▶ **INSTRUCTION**:
Examine the entries and show every line in which the word "JSON" is found.

---- SOURCE MATERIAL

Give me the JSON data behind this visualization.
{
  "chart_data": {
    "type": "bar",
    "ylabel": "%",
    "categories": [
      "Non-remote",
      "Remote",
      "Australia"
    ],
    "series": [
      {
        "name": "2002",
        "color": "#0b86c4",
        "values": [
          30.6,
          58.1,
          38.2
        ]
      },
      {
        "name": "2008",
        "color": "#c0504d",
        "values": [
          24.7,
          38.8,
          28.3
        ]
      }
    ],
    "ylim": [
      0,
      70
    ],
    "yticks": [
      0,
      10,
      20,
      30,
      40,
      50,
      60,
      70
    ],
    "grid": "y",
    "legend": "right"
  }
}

--------
---- SOURCE MATERIAL

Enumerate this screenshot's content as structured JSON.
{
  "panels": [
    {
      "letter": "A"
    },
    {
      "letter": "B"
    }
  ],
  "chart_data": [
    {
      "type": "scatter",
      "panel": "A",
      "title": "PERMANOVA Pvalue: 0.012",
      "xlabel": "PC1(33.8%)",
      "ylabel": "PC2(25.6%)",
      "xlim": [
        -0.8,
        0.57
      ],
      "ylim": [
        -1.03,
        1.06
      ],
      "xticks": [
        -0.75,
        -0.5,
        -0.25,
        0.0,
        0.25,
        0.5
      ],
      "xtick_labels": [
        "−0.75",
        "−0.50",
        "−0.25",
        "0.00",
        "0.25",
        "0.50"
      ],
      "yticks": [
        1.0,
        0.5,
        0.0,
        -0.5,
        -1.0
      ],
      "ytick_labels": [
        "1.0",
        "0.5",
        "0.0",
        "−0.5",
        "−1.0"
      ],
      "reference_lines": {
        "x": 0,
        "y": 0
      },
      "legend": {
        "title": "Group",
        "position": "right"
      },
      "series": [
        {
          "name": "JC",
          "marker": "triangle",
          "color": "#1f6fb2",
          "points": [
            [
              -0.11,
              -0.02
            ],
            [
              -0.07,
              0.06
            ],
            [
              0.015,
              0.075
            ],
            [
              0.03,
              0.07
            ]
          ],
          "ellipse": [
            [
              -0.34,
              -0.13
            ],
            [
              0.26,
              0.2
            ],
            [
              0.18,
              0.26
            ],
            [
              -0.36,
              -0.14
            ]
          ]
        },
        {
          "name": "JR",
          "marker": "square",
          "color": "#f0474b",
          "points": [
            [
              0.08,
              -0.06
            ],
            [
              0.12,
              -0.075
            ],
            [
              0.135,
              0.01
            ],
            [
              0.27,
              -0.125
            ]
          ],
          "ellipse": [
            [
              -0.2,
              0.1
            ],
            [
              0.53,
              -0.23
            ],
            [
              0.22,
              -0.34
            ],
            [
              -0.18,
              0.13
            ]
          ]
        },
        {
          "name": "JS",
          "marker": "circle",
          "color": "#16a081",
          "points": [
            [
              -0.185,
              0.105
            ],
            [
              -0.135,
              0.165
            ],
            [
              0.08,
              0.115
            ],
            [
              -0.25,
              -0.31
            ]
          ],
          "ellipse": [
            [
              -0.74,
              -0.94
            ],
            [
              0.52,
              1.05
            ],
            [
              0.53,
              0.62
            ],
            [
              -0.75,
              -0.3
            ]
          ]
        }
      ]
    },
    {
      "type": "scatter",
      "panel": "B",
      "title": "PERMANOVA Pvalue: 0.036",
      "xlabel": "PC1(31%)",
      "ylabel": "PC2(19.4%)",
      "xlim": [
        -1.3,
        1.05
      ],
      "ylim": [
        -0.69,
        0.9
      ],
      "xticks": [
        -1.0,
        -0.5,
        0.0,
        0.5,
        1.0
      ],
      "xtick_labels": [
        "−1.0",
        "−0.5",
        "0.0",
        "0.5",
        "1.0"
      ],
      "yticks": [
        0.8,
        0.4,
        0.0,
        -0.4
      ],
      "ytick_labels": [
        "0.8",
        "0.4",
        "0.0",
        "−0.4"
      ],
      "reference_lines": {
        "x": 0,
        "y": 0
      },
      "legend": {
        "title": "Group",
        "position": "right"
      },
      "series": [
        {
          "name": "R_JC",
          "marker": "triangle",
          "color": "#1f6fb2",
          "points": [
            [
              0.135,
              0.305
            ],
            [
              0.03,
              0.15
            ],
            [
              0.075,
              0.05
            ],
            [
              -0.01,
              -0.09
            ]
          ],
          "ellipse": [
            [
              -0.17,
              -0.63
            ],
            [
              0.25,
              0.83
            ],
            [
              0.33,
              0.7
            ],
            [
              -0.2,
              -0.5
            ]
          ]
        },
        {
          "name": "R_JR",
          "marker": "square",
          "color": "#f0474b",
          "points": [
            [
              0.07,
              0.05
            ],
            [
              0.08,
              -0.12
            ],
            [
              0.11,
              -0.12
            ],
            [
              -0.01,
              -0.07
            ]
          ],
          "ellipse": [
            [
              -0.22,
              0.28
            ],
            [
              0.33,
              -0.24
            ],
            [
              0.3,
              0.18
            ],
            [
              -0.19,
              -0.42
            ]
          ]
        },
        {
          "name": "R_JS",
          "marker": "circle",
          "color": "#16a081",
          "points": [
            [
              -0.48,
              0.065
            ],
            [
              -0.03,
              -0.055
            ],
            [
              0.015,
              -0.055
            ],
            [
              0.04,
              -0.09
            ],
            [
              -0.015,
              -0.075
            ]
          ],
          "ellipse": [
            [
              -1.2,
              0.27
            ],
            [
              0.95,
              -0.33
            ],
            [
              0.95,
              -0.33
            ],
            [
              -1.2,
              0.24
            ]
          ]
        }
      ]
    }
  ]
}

--------

▶ **SOLUTION**:
Give me the JSON data behind this visualization.
Enumerate this screenshot's content as structured JSON.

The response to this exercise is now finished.